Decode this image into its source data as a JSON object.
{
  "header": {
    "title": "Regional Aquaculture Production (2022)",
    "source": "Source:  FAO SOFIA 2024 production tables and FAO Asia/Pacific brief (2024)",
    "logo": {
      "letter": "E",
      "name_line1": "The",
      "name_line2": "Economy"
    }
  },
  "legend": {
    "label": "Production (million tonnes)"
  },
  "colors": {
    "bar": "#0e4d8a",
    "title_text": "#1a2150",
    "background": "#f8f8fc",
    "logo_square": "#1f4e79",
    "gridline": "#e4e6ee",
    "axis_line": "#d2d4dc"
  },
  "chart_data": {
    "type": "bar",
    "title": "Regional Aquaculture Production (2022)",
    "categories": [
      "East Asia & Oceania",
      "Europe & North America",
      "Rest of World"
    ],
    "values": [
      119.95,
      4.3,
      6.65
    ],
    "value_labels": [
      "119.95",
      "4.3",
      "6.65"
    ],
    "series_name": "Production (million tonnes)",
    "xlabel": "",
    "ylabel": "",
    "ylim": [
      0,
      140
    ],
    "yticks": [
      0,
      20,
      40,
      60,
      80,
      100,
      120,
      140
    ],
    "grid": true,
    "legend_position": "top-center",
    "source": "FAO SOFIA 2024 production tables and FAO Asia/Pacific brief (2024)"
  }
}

• • •

* [Task directions]:
Extract all lines from the data in which "SOFIA" is found.

* [Reply]:
    "source": "Source:  FAO SOFIA 2024 production tables and FAO Asia/Pacific brief (2024)",
    "source": "FAO SOFIA 2024 production tables and FAO Asia/Pacific brief (2024)"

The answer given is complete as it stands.